**Goal:** Output all the material that follows, exactly as given.

**Records for this exercise:**
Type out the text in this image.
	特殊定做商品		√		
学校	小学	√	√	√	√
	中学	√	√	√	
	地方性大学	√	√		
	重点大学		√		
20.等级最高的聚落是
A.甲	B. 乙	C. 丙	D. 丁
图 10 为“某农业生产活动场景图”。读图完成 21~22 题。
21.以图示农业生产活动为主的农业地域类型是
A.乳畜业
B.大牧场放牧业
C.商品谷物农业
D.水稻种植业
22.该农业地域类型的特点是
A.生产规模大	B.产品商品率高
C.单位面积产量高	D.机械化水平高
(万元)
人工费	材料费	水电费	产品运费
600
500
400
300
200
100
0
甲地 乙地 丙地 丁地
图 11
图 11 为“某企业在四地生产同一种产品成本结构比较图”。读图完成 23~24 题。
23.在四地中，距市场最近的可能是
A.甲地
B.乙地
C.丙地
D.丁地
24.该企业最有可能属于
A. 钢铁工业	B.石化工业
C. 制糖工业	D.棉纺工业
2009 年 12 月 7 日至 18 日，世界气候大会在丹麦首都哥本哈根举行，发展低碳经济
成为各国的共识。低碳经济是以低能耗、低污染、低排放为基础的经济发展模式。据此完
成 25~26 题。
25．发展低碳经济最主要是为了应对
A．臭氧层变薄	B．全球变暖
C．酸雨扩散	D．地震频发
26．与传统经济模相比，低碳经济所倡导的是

**Solved problem:**
Type out the text in this image.
	特殊定做商品		√		
学校	小学	√	√	√	√
	中学	√	√	√	
	地方性大学	√	√		
	重点大学		√		
20.等级最高的聚落是
A.甲	B. 乙	C. 丙	D. 丁
图 10 为“某农业生产活动场景图”。读图完成 21~22 题。
21.以图示农业生产活动为主的农业地域类型是
A.乳畜业
B.大牧场放牧业
C.商品谷物农业
D.水稻种植业
22.该农业地域类型的特点是
A.生产规模大	B.产品商品率高
C.单位面积产量高	D.机械化水平高
(万元)
人工费	材料费	水电费	产品运费
600
500
400
300
200
100
0
甲地 乙地 丙地 丁地
图 11
图 11 为“某企业在四地生产同一种产品成本结构比较图”。读图完成 23~24 题。
23.在四地中，距市场最近的可能是
A.甲地
B.乙地
C.丙地
D.丁地
24.该企业最有可能属于
A. 钢铁工业	B.石化工业
C. 制糖工业	D.棉纺工业
2009 年 12 月 7 日至 18 日，世界气候大会在丹麦首都哥本哈根举行，发展低碳经济
成为各国的共识。低碳经济是以低能耗、低污染、低排放为基础的经济发展模式。据此完
成 25~26 题。
25．发展低碳经济最主要是为了应对
A．臭氧层变薄	B．全球变暖
C．酸雨扩散	D．地震频发
26．与传统经济模相比，低碳经济所倡导的是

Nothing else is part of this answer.